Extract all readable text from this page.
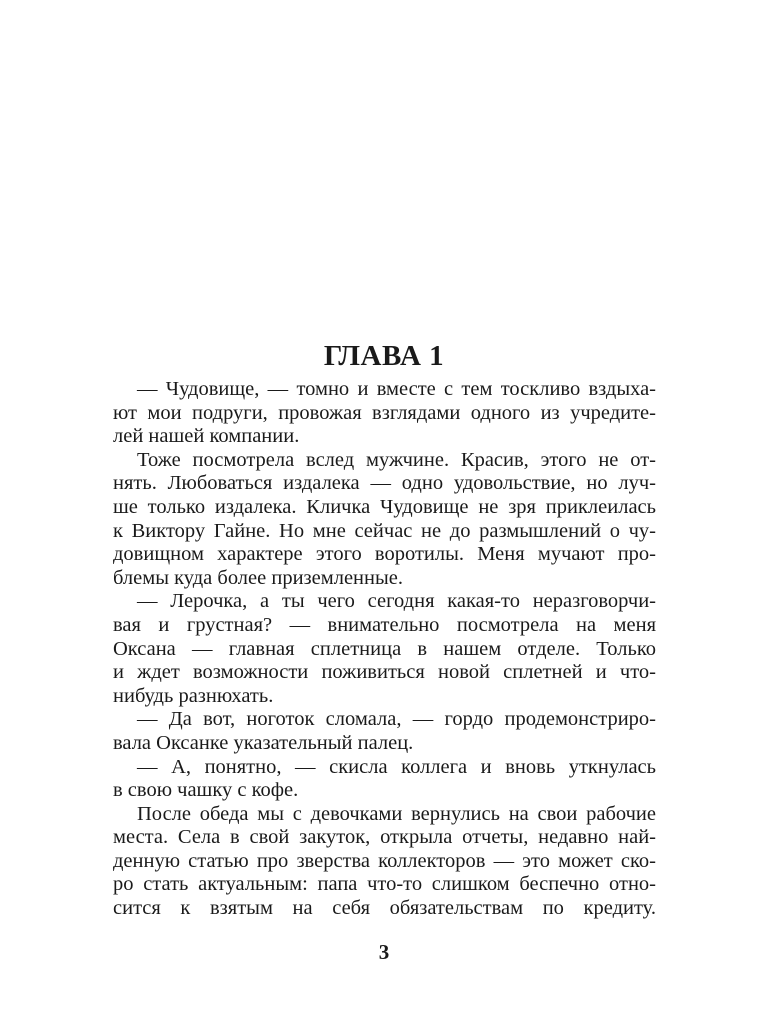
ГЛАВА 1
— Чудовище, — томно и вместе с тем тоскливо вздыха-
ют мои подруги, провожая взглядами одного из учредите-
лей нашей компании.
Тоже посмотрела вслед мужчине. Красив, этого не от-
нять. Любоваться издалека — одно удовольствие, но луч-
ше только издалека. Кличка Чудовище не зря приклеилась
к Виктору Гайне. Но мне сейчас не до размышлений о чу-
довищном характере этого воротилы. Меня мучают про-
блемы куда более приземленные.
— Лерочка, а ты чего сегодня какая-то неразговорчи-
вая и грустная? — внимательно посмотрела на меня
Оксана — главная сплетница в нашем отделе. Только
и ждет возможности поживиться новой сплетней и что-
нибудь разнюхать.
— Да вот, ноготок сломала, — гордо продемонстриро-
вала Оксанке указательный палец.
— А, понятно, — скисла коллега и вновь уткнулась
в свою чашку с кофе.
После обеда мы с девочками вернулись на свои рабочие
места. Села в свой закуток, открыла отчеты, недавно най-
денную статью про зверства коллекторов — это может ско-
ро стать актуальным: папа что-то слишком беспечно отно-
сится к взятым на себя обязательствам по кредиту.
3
----------
* EXERCISE: Images do not belong in the copy; reproduce all other parts of the records above verbatim.

* WORKED ANSWER:
Extract all readable text from this page.
ГЛАВА 1
— Чудовище, — томно и вместе с тем тоскливо вздыха-
ют мои подруги, провожая взглядами одного из учредите-
лей нашей компании.
Тоже посмотрела вслед мужчине. Красив, этого не от-
нять. Любоваться издалека — одно удовольствие, но луч-
ше только издалека. Кличка Чудовище не зря приклеилась
к Виктору Гайне. Но мне сейчас не до размышлений о чу-
довищном характере этого воротилы. Меня мучают про-
блемы куда более приземленные.
— Лерочка, а ты чего сегодня какая-то неразговорчи-
вая и грустная? — внимательно посмотрела на меня
Оксана — главная сплетница в нашем отделе. Только
и ждет возможности поживиться новой сплетней и что-
нибудь разнюхать.
— Да вот, ноготок сломала, — гордо продемонстриро-
вала Оксанке указательный палец.
— А, понятно, — скисла коллега и вновь уткнулась
в свою чашку с кофе.
После обеда мы с девочками вернулись на свои рабочие
места. Села в свой закуток, открыла отчеты, недавно най-
денную статью про зверства коллекторов — это может ско-
ро стать актуальным: папа что-то слишком беспечно отно-
сится к взятым на себя обязательствам по кредиту.
3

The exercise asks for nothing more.